▸ Dataset listings of figures
★ ★ ★ ★

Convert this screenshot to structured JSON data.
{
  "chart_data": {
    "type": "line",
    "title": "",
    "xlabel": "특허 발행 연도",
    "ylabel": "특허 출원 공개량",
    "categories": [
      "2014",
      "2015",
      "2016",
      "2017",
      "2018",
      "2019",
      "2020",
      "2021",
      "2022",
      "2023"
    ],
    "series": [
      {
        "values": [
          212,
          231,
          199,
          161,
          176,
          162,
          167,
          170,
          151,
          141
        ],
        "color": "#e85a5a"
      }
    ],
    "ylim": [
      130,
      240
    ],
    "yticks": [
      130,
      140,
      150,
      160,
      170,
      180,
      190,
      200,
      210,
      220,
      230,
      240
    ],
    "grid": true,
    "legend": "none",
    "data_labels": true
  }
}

★ ★ ★ ★

▸ JOB
Every line of the records above needs to be given again exactly.

▸ SOLUTION
Convert this screenshot to structured JSON data.
{
  "chart_data": {
    "type": "line",
    "title": "",
    "xlabel": "특허 발행 연도",
    "ylabel": "특허 출원 공개량",
    "categories": [
      "2014",
      "2015",
      "2016",
      "2017",
      "2018",
      "2019",
      "2020",
      "2021",
      "2022",
      "2023"
    ],
    "series": [
      {
        "values": [
          212,
          231,
          199,
          161,
          176,
          162,
          167,
          170,
          151,
          141
        ],
        "color": "#e85a5a"
      }
    ],
    "ylim": [
      130,
      240
    ],
    "yticks": [
      130,
      140,
      150,
      160,
      170,
      180,
      190,
      200,
      210,
      220,
      230,
      240
    ],
    "grid": true,
    "legend": "none",
    "data_labels": true
  }
}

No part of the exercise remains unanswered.